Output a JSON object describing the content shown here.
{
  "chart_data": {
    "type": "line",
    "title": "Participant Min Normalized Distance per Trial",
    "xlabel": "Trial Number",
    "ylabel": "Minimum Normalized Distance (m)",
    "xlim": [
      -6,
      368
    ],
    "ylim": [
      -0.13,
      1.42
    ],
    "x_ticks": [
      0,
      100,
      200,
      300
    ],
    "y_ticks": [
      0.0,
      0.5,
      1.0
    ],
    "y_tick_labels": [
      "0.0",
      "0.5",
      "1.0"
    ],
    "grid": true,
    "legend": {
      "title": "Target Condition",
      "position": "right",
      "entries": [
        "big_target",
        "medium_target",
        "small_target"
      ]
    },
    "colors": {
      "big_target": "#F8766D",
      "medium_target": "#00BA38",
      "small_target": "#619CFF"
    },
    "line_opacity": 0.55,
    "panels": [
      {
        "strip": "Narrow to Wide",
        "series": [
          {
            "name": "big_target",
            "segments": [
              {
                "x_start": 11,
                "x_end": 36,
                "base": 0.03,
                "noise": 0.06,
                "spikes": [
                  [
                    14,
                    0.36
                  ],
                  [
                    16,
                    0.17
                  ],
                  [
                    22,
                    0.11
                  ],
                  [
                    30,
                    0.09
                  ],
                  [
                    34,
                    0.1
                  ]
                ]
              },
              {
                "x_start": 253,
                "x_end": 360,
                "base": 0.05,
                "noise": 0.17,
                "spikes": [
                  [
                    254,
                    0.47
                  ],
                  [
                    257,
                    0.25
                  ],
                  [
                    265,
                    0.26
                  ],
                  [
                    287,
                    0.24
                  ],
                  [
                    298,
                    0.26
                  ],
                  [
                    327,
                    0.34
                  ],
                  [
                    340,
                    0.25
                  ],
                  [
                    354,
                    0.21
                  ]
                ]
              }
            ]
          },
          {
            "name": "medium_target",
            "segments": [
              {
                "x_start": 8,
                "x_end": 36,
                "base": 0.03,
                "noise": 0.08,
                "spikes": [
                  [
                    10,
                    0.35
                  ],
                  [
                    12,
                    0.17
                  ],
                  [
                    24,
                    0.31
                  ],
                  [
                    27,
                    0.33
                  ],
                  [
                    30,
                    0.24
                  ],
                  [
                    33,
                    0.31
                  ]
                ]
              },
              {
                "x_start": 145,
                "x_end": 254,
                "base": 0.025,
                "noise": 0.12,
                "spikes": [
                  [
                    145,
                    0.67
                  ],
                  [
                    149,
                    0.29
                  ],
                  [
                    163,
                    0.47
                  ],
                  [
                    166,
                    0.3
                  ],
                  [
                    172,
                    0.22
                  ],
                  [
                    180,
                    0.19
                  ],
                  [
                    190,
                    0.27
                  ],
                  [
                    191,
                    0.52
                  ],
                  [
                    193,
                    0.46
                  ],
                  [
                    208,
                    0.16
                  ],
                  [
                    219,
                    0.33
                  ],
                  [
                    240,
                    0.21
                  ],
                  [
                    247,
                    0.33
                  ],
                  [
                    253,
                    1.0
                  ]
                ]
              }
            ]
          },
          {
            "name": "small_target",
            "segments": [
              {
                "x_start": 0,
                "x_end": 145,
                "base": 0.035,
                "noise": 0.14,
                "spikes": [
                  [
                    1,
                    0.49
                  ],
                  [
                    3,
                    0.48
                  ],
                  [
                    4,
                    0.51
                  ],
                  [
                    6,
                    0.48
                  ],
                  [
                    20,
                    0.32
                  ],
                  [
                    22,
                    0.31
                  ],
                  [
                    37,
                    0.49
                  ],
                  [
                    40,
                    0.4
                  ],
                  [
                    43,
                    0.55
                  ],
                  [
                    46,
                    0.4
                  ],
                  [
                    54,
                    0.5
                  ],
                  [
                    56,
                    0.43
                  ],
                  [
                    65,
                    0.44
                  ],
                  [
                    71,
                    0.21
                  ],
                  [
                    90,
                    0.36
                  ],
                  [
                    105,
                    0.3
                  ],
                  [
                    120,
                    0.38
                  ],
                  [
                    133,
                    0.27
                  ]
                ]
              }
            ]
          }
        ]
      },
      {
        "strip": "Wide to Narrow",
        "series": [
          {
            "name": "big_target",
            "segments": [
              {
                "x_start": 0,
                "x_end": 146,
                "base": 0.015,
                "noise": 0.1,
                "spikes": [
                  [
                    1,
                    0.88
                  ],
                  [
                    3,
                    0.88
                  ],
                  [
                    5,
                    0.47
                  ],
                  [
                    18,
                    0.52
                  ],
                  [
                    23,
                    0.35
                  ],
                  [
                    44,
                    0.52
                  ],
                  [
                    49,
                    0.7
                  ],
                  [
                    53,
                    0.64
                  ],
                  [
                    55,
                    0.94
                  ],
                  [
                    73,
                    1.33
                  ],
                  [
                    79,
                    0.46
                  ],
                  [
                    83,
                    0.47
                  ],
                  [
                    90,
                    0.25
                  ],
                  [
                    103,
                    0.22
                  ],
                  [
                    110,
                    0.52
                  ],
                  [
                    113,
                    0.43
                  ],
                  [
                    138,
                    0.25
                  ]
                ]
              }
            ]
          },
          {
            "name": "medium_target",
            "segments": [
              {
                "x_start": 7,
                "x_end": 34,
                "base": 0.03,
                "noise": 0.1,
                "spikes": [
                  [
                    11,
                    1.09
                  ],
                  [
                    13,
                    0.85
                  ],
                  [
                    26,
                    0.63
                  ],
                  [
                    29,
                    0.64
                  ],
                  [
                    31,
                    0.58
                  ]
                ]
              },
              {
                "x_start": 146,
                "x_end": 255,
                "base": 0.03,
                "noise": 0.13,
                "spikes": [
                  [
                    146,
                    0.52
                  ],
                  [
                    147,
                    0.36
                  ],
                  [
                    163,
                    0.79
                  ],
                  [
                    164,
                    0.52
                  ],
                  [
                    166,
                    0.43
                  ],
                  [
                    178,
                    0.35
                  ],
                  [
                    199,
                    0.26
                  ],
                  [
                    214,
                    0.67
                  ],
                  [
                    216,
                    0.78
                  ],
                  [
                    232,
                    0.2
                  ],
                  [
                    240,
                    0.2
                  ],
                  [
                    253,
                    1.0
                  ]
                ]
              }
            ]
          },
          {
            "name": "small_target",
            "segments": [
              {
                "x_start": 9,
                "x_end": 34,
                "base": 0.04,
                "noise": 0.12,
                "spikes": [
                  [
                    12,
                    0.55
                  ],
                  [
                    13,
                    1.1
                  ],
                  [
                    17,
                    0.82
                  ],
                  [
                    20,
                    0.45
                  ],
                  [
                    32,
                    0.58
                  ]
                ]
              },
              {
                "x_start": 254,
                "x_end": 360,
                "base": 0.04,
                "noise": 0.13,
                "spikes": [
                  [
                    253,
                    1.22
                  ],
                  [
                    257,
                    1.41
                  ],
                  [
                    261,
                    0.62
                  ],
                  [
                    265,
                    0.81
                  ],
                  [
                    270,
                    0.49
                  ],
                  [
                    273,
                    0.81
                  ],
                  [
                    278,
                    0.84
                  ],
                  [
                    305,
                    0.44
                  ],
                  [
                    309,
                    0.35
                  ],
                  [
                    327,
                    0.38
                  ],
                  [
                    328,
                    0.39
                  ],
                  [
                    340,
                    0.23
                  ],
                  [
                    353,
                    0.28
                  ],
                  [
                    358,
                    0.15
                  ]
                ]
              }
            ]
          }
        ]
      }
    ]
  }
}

______

Task statement ▸ Gather all the lines that include the word "Normalized" and copy them out.

Exercise result ▸
    "title": "Participant Min Normalized Distance per Trial",
    "ylabel": "Minimum Normalized Distance (m)",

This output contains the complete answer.